● **What you should do**
Reproduce verbatim the lines from the one containing "volume-bar [484, 345, 490, 400]" through the one containing "price-area [8, 99, 596, 400]", both included.

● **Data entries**
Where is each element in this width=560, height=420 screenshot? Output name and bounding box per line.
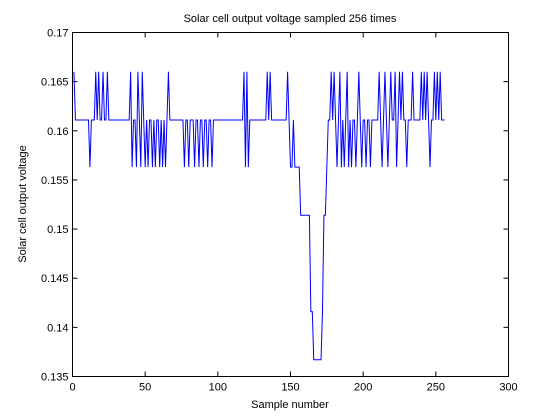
data-line <box>73 71 445 361</box>
y-tick-label: 0.15 <box>47 224 68 236</box>
x-tick-label: 200 <box>354 382 372 394</box>
x-tick-label: 50 <box>139 382 151 394</box>
x-tick-label: 300 <box>499 382 517 394</box>
y-tick-label: 0.16 <box>47 126 68 138</box>
y-tick-label: 0.17 <box>47 28 68 40</box>
y-tick-label: 0.165 <box>41 77 69 89</box>
chart-title: Solar cell output voltage sampled 256 ti… <box>184 13 397 25</box>
x-axis-label: Sample number <box>251 399 329 411</box>
x-tick-label: 100 <box>209 382 227 394</box>
y-tick-label: 0.145 <box>41 273 69 285</box>
y-axis-label: Solar cell output voltage <box>17 145 29 262</box>
y-tick-label: 0.155 <box>41 175 69 187</box>
x-tick-label: 150 <box>281 382 299 394</box>
y-tick-label: 0.135 <box>41 372 69 384</box>
y-tick-label: 0.14 <box>47 322 68 334</box>
x-tick-label: 250 <box>427 382 445 394</box>
plot-area <box>72 32 509 377</box>
x-tick-label: 0 <box>69 382 75 394</box>
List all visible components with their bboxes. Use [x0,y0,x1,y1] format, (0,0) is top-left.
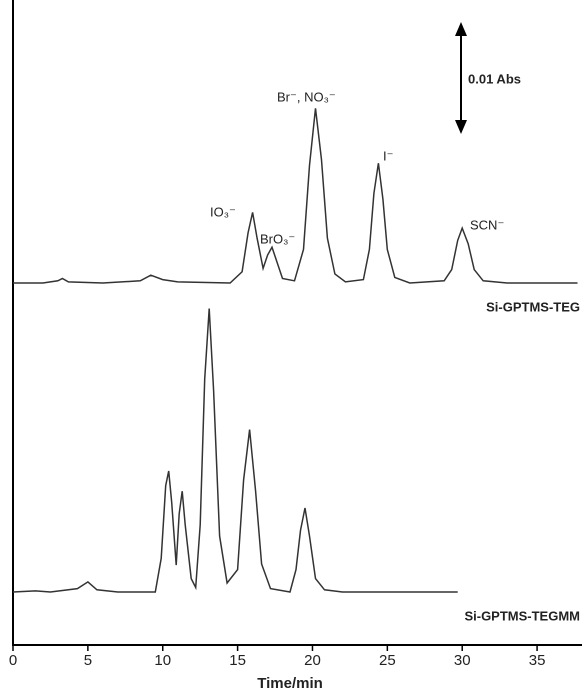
x-tick-label: 10 [154,652,171,669]
trace [12,308,458,593]
x-axis-label: Time/min [257,675,323,692]
peak-label: IO₃⁻ [210,204,236,219]
x-tick-label: 15 [229,652,246,669]
x-tick-label: 20 [304,652,321,669]
trace-label: Si-GPTMS-TEGMM [464,608,580,623]
arrow-head [455,22,467,36]
peak-label: Br⁻, NO₃⁻ [277,89,336,104]
peak-label: SCN⁻ [470,217,504,232]
x-tick-label: 5 [84,652,92,669]
trace-label: Si-GPTMS-TEG [486,299,580,314]
scale-bar-label: 0.01 Abs [468,71,521,86]
x-tick-label: 35 [529,652,546,669]
x-tick-label: 25 [379,652,396,669]
arrow-head [455,120,467,134]
x-tick-label: 30 [454,652,471,669]
x-tick-label: 0 [9,652,17,669]
peak-label: BrO₃⁻ [260,231,295,246]
peak-label: I⁻ [383,148,393,163]
trace [13,108,578,284]
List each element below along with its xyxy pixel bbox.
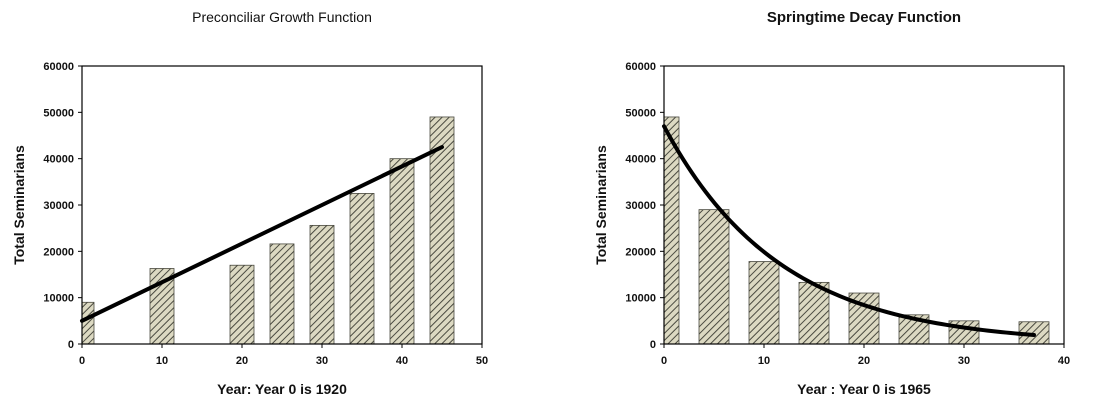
left-y-tick-label: 10000 xyxy=(43,293,74,305)
right-y-axis-label: Total Seminarians xyxy=(593,145,609,265)
left-chart-title: Preconciliar Growth Function xyxy=(192,9,372,25)
right-fit-line xyxy=(662,124,1036,337)
left-bar xyxy=(429,116,455,345)
right-chart-title: Springtime Decay Function xyxy=(767,9,961,26)
left-y-tick-label: 50000 xyxy=(43,107,74,119)
left-y-tick-label: 0 xyxy=(68,339,74,351)
left-x-tick-label: 20 xyxy=(236,355,248,367)
left-fit-line xyxy=(80,145,444,323)
left-x-tick-label: 50 xyxy=(476,355,488,367)
right-bar xyxy=(698,209,730,345)
right-x-tick-label: 0 xyxy=(661,355,667,367)
right-y-tick-label: 10000 xyxy=(625,293,656,305)
left-plot-area: 0 10000 20000 30000 40000 50000 60000 0 10 20 30 40… xyxy=(43,61,488,367)
right-bar xyxy=(798,281,830,345)
right-y-tick-label: 20000 xyxy=(625,246,656,258)
left-x-tick-label: 40 xyxy=(396,355,408,367)
left-bar xyxy=(349,193,375,345)
left-bar xyxy=(229,264,255,345)
left-x-tick-label: 30 xyxy=(316,355,328,367)
left-bar xyxy=(81,301,95,345)
right-plot-area: 0 10000 20000 30000 40000 50000 60000 0 10 20 30 40 xyxy=(625,61,1070,367)
right-x-tick-label: 20 xyxy=(858,355,870,367)
right-y-tick-label: 40000 xyxy=(625,154,656,166)
left-x-tick-label: 10 xyxy=(156,355,168,367)
left-y-tick-label: 60000 xyxy=(43,61,74,73)
right-y-tick-label: 60000 xyxy=(625,61,656,73)
right-y-tick-label: 30000 xyxy=(625,200,656,212)
right-y-tick-label: 0 xyxy=(650,339,656,351)
right-x-axis-label: Year : Year 0 is 1965 xyxy=(797,381,931,397)
right-y-tick-label: 50000 xyxy=(625,107,656,119)
right-x-tick-label: 10 xyxy=(758,355,770,367)
left-x-axis-label: Year: Year 0 is 1920 xyxy=(217,381,347,397)
right-x-tick-label: 30 xyxy=(958,355,970,367)
left-y-tick-label: 40000 xyxy=(43,154,74,166)
left-y-tick-label: 20000 xyxy=(43,246,74,258)
left-bar xyxy=(389,158,415,345)
right-bar xyxy=(748,261,780,345)
right-x-tick-label: 40 xyxy=(1058,355,1070,367)
left-bar xyxy=(269,243,295,345)
left-y-axis-label: Total Seminarians xyxy=(11,145,27,265)
left-bar xyxy=(309,224,335,345)
left-y-tick-label: 30000 xyxy=(43,200,74,212)
left-x-tick-label: 0 xyxy=(79,355,85,367)
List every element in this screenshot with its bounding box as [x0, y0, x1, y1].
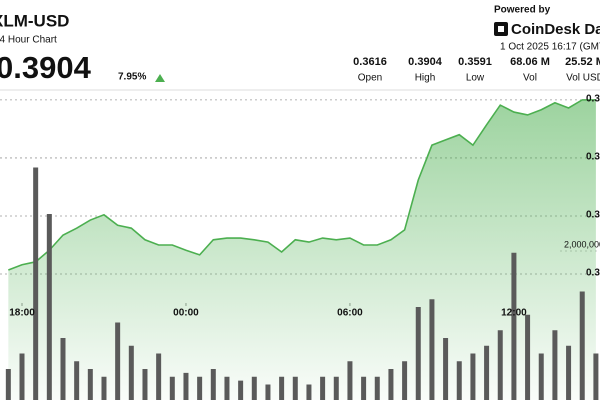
volume-bar [484, 345, 490, 400]
volume-bar [415, 307, 421, 400]
timestamp: 1 Oct 2025 16:17 (GMT) [500, 42, 600, 53]
y-tick-label: 0.36 [586, 268, 600, 279]
stat-value: 0.3904 [408, 56, 443, 68]
volume-bar [156, 353, 162, 400]
volume-bar [566, 345, 572, 400]
volume-bar [251, 376, 257, 400]
volume-bar [265, 384, 271, 400]
volume-bar [579, 291, 585, 400]
volume-bar [525, 314, 531, 400]
volume-bar [593, 353, 599, 400]
volume-bar [142, 369, 148, 400]
x-tick-label: 00:00 [173, 308, 199, 319]
volume-bar [347, 361, 353, 400]
volume-bar [306, 384, 312, 400]
volume-bar [115, 322, 121, 400]
volume-bar [538, 353, 544, 400]
price: 0.3904 [0, 50, 92, 85]
volume-bar [361, 376, 367, 400]
volume-bar [470, 353, 476, 400]
volume-bar [101, 376, 107, 400]
subtitle: 24 Hour Chart [0, 35, 57, 46]
stat-label: High [415, 73, 436, 84]
volume-bar [183, 372, 189, 400]
x-tick-label: 06:00 [337, 308, 363, 319]
volume-bar [429, 299, 435, 400]
volume-bar [374, 376, 380, 400]
stat-value: 0.3616 [353, 56, 387, 68]
volume-bar [552, 330, 558, 400]
stat-value: 0.3591 [458, 56, 492, 68]
stat-value: 68.06 M [510, 56, 550, 68]
volume-bar [74, 361, 80, 400]
volume-bar [333, 376, 339, 400]
volume-bar [224, 376, 230, 400]
volume-bar [169, 376, 175, 400]
up-arrow [155, 74, 165, 82]
title: XLM-USD [0, 11, 69, 30]
volume-bar [292, 376, 298, 400]
stat-label: Vol USD [566, 73, 600, 84]
x-tick-label: 12:00 [501, 308, 527, 319]
volume-bar [320, 376, 326, 400]
volume-bar [87, 369, 93, 400]
brand-logo [494, 22, 508, 36]
volume-bar [5, 369, 11, 400]
stat-value: 25.52 M [565, 56, 600, 68]
volume-bar [388, 369, 394, 400]
y-tick-label: 0.39 [586, 94, 600, 105]
y-tick-label: 0.37 [586, 210, 600, 221]
volume-bar [210, 369, 216, 400]
powered-by: Powered by [494, 5, 551, 16]
volume-bar [279, 376, 285, 400]
y2-tick-label: 2,000,000 [564, 239, 600, 249]
volume-bar [197, 376, 203, 400]
volume-bar [443, 338, 449, 400]
volume-bar [19, 353, 25, 400]
stat-label: Open [358, 73, 382, 84]
y-tick-label: 0.38 [586, 152, 600, 163]
volume-bar [128, 345, 134, 400]
price-area [8, 99, 596, 400]
volume-bar [456, 361, 462, 400]
change: 7.95% [118, 72, 146, 83]
brand: CoinDesk Data [511, 21, 600, 38]
volume-bar [46, 214, 52, 400]
stat-label: Vol [523, 73, 537, 84]
stat-label: Low [466, 73, 485, 84]
x-tick-label: 18:00 [9, 308, 35, 319]
price-line [8, 99, 596, 271]
volume-bar [497, 330, 503, 400]
volume-bar [511, 252, 517, 400]
plot [0, 99, 600, 400]
volume-bar [33, 167, 39, 400]
volume-bar [238, 380, 244, 400]
volume-bar [402, 361, 408, 400]
volume-bar [60, 338, 66, 400]
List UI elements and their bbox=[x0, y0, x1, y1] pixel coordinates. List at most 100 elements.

● **Output for this task**
volume-bar [484, 345, 490, 400]
volume-bar [415, 307, 421, 400]
timestamp: 1 Oct 2025 16:17 (GMT) [500, 42, 600, 53]
y-tick-label: 0.36 [586, 268, 600, 279]
stat-value: 0.3904 [408, 56, 443, 68]
volume-bar [156, 353, 162, 400]
volume-bar [566, 345, 572, 400]
volume-bar [251, 376, 257, 400]
volume-bar [265, 384, 271, 400]
volume-bar [579, 291, 585, 400]
volume-bar [525, 314, 531, 400]
volume-bar [593, 353, 599, 400]
volume-bar [142, 369, 148, 400]
x-tick-label: 00:00 [173, 308, 199, 319]
volume-bar [347, 361, 353, 400]
volume-bar [306, 384, 312, 400]
volume-bar [115, 322, 121, 400]
volume-bar [538, 353, 544, 400]
price: 0.3904 [0, 50, 92, 85]
volume-bar [361, 376, 367, 400]
volume-bar [470, 353, 476, 400]
volume-bar [101, 376, 107, 400]
subtitle: 24 Hour Chart [0, 35, 57, 46]
stat-label: High [415, 73, 436, 84]
volume-bar [183, 372, 189, 400]
x-tick-label: 06:00 [337, 308, 363, 319]
volume-bar [429, 299, 435, 400]
volume-bar [374, 376, 380, 400]
stat-value: 0.3616 [353, 56, 387, 68]
volume-bar [552, 330, 558, 400]
stat-value: 0.3591 [458, 56, 492, 68]
stat-value: 68.06 M [510, 56, 550, 68]
volume-bar [74, 361, 80, 400]
volume-bar [333, 376, 339, 400]
volume-bar [224, 376, 230, 400]
volume-bar [169, 376, 175, 400]
up-arrow [155, 74, 165, 82]
title: XLM-USD [0, 11, 69, 30]
volume-bar [292, 376, 298, 400]
stat-label: Vol USD [566, 73, 600, 84]
x-tick-label: 12:00 [501, 308, 527, 319]
volume-bar [320, 376, 326, 400]
volume-bar [87, 369, 93, 400]
brand-logo [494, 22, 508, 36]
volume-bar [5, 369, 11, 400]
stat-value: 25.52 M [565, 56, 600, 68]
volume-bar [388, 369, 394, 400]
y-tick-label: 0.39 [586, 94, 600, 105]
y-tick-label: 0.37 [586, 210, 600, 221]
volume-bar [210, 369, 216, 400]
powered-by: Powered by [494, 5, 551, 16]
volume-bar [279, 376, 285, 400]
y2-tick-label: 2,000,000 [564, 239, 600, 249]
volume-bar [197, 376, 203, 400]
volume-bar [443, 338, 449, 400]
volume-bar [19, 353, 25, 400]
stat-label: Open [358, 73, 382, 84]
y-tick-label: 0.38 [586, 152, 600, 163]
volume-bar [128, 345, 134, 400]
price-area [8, 99, 596, 400]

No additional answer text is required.